◆ **PROBLEM**
Copy each line containing the word "ffffff" from the records that follow, please.
____ RECORD SET
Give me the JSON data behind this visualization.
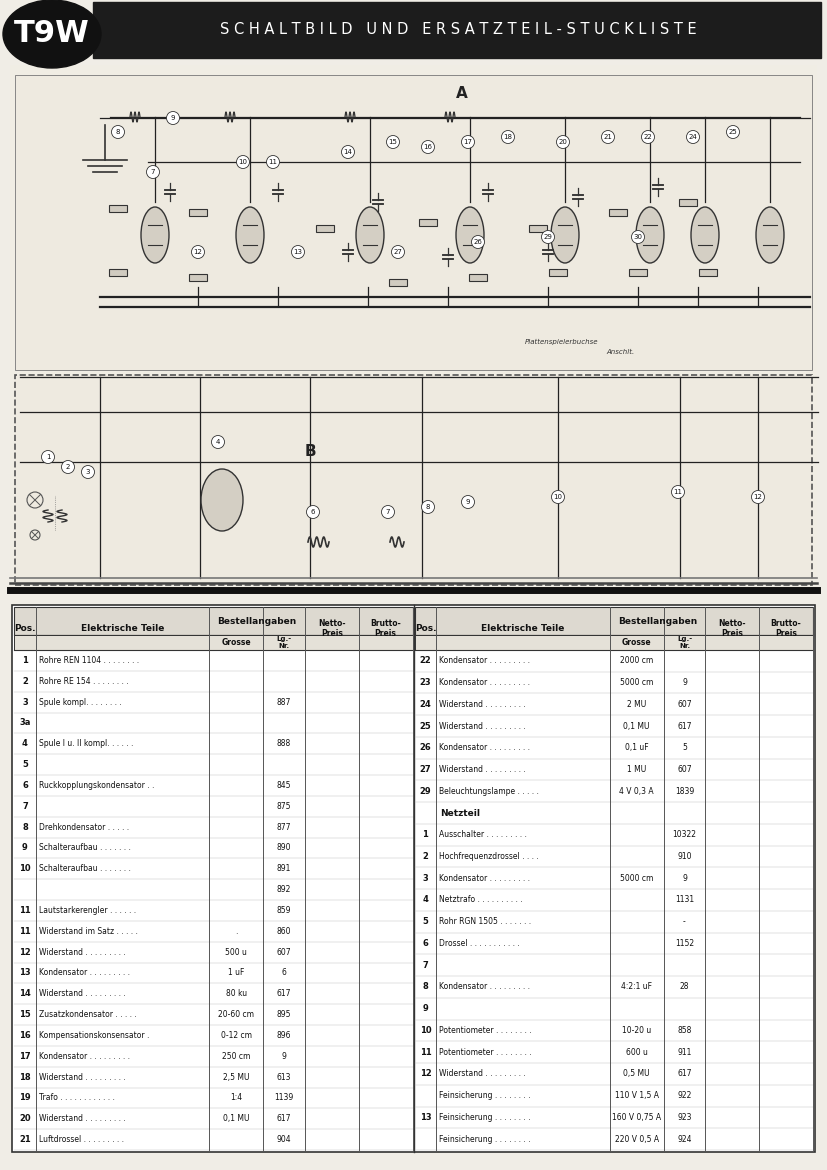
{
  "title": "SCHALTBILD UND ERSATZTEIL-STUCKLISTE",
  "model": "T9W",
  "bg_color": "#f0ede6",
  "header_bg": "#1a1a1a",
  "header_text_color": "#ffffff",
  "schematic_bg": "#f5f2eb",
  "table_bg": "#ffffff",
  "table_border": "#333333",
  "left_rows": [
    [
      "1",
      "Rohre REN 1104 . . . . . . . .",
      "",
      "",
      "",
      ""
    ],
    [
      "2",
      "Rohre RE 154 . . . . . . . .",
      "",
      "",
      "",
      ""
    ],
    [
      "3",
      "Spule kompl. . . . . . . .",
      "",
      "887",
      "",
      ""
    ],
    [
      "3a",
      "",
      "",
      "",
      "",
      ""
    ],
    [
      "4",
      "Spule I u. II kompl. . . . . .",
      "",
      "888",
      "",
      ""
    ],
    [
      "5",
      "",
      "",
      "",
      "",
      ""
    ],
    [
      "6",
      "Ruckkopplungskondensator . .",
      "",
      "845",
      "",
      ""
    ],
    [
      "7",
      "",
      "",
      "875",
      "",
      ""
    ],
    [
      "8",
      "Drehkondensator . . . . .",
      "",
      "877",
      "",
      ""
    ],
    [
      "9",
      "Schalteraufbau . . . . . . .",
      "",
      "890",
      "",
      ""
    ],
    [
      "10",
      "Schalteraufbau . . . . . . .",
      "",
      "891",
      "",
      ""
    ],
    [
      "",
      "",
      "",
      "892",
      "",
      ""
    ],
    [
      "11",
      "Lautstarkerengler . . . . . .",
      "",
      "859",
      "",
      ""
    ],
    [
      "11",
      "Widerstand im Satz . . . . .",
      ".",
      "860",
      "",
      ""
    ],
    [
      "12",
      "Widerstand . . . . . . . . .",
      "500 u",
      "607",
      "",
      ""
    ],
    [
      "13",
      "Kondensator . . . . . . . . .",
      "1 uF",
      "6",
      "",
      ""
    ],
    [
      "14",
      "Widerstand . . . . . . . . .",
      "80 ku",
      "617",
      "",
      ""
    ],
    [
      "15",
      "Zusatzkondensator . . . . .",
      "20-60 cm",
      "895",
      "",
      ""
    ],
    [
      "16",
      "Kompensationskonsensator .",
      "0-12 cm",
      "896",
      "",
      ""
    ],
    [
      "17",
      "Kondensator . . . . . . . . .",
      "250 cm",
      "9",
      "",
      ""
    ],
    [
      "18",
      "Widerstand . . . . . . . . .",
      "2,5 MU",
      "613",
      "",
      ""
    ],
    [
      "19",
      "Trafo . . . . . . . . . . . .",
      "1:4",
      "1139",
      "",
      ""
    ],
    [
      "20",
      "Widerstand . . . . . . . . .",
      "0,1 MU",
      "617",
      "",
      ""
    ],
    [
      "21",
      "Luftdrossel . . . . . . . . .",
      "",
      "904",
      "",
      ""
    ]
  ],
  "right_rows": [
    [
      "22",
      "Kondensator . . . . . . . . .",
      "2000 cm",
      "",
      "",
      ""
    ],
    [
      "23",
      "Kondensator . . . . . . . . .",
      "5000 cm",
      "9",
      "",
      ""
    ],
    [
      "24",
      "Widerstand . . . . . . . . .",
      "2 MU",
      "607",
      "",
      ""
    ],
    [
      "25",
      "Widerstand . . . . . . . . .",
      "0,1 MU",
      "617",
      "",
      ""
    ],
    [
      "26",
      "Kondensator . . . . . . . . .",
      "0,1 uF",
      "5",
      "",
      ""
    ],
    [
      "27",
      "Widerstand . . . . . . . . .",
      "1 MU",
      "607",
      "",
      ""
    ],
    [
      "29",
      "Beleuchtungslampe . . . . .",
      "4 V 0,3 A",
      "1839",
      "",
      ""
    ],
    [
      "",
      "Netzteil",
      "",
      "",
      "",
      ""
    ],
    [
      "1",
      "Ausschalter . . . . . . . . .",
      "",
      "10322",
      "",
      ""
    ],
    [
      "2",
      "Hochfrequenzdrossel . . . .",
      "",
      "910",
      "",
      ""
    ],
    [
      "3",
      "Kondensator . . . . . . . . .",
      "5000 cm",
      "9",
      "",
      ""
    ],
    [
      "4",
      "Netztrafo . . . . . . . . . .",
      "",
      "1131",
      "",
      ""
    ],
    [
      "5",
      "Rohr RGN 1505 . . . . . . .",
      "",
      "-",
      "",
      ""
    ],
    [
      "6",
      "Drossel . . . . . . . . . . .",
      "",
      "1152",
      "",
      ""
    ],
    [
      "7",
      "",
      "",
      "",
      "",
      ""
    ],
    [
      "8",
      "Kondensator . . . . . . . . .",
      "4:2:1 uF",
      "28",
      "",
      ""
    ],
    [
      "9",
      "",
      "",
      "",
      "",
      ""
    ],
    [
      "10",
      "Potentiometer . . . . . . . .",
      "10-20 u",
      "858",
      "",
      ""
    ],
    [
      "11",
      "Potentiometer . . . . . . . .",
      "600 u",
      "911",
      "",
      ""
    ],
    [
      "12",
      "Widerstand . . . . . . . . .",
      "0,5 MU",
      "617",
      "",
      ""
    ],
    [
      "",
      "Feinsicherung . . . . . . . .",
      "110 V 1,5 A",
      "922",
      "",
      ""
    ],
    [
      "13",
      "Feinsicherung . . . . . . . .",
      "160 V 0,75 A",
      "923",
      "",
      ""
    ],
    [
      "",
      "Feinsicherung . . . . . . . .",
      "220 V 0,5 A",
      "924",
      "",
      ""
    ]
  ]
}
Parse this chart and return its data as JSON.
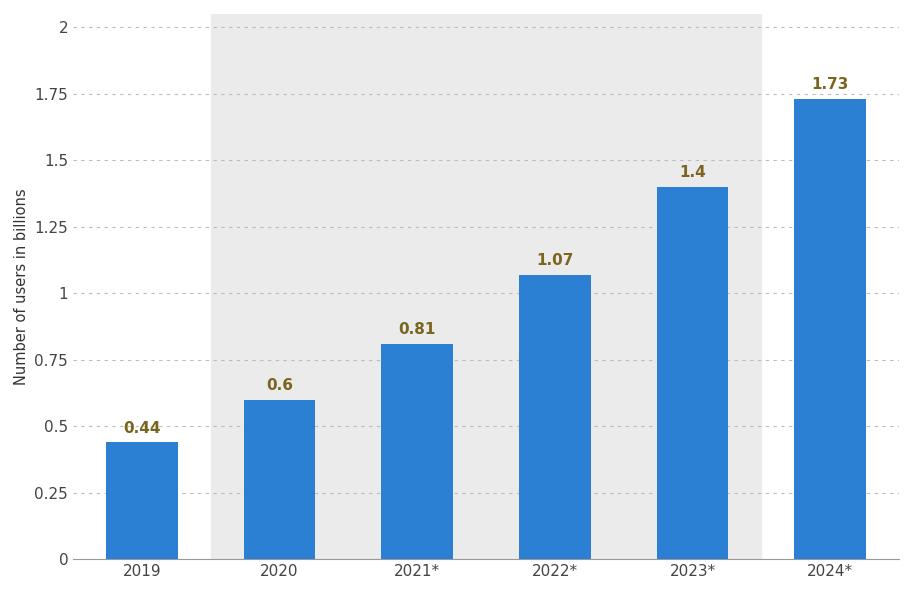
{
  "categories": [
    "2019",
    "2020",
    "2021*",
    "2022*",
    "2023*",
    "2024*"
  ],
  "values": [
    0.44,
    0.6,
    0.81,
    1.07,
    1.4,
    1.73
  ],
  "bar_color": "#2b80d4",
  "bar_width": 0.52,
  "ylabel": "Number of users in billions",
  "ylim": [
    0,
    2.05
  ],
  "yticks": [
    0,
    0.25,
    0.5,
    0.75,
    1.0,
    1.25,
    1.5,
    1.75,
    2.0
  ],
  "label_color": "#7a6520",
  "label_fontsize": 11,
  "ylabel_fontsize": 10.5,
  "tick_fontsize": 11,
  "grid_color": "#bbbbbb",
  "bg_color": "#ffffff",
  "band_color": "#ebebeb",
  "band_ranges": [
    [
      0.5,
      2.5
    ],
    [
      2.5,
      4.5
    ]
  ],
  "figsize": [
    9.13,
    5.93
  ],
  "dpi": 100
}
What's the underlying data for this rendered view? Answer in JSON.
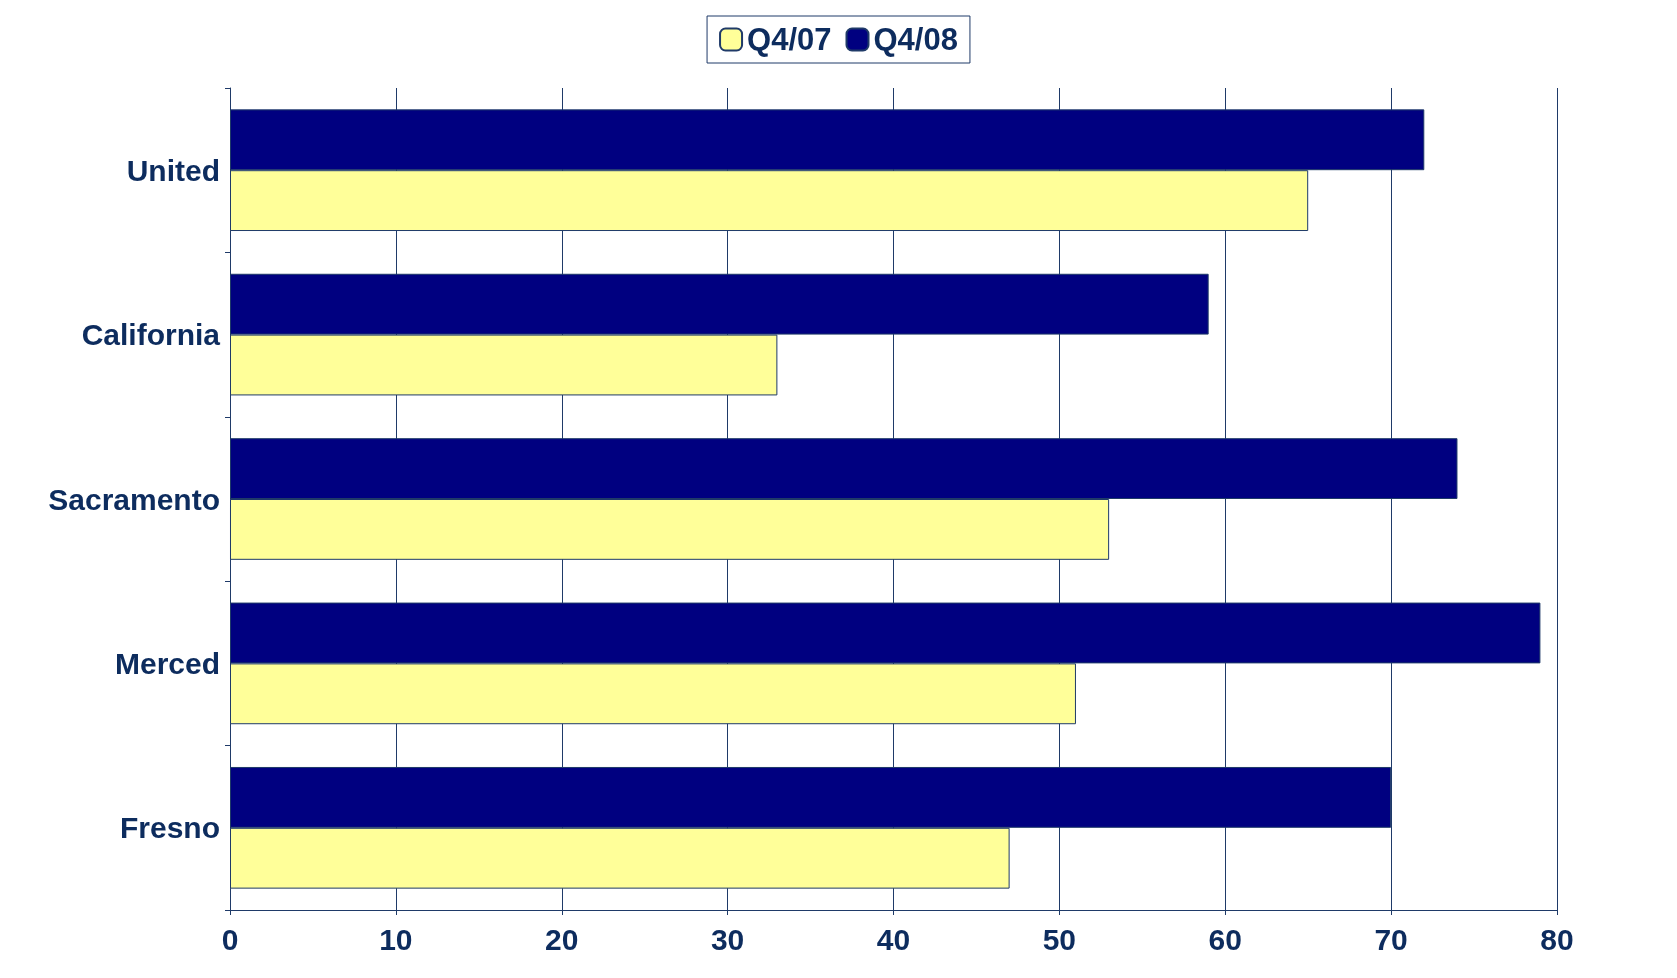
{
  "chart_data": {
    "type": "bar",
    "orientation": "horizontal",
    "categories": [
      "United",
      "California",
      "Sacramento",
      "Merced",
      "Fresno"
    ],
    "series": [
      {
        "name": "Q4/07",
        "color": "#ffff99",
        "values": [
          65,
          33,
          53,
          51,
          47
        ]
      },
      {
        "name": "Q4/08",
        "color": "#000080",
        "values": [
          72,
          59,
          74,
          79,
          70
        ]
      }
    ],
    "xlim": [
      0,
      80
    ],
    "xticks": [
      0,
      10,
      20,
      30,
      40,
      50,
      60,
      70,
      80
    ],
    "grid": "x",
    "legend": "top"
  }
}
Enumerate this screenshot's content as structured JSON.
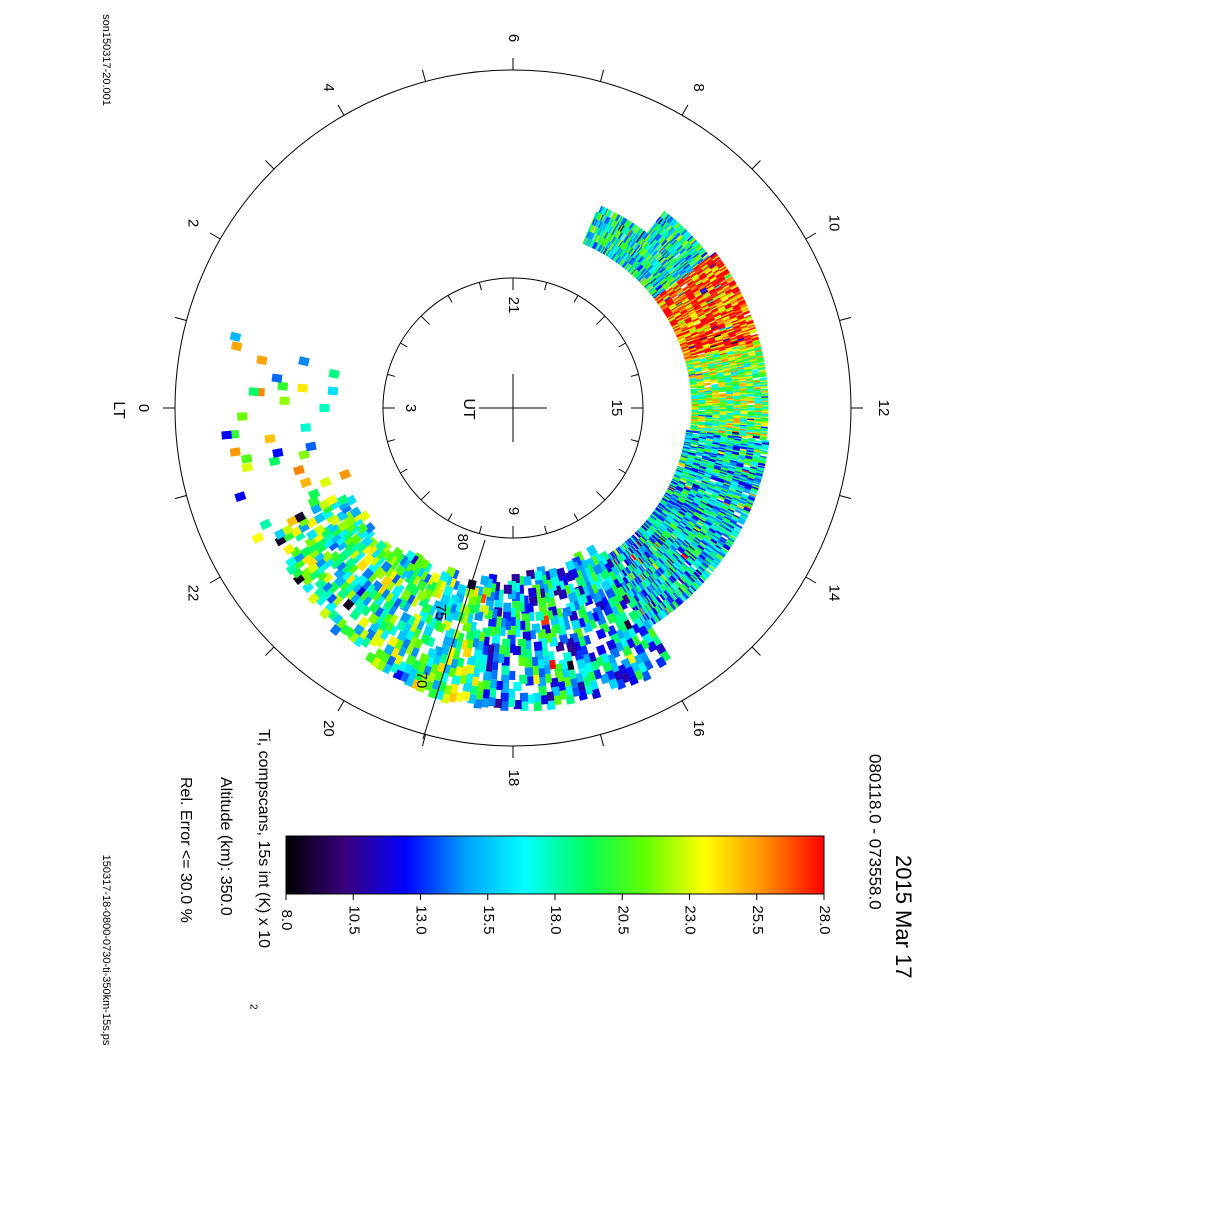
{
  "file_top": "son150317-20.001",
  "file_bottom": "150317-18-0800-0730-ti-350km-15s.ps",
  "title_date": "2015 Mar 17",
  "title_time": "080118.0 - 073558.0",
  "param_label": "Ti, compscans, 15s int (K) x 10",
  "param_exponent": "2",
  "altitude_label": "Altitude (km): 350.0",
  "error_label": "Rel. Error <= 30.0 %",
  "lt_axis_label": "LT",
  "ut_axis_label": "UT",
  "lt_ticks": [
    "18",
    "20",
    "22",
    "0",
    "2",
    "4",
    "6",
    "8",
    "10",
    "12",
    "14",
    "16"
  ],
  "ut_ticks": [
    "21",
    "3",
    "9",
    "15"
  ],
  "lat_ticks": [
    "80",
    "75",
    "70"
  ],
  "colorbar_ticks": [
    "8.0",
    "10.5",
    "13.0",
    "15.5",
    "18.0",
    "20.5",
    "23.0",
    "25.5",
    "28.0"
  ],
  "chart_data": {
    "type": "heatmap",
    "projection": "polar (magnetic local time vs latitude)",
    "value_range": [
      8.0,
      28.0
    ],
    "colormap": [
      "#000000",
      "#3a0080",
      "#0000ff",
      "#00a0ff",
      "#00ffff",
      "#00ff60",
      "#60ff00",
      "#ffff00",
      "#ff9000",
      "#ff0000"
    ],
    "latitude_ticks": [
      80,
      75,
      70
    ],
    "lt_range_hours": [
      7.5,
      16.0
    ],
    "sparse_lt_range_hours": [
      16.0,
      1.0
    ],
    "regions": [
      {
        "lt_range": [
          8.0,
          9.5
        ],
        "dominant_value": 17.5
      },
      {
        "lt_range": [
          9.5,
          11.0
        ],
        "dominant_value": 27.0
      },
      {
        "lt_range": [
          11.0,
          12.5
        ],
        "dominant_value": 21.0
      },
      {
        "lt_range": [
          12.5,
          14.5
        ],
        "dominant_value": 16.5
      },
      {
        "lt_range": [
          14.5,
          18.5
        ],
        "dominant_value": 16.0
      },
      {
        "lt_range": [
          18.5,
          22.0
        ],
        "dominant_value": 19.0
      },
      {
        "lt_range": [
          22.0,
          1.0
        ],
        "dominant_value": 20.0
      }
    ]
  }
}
________
◆ **EXERCISE ANSWER**
  "header_text_color": "#ffffff",
  "table_bg": "#ffffff",
  "bg_color": "#ffffff",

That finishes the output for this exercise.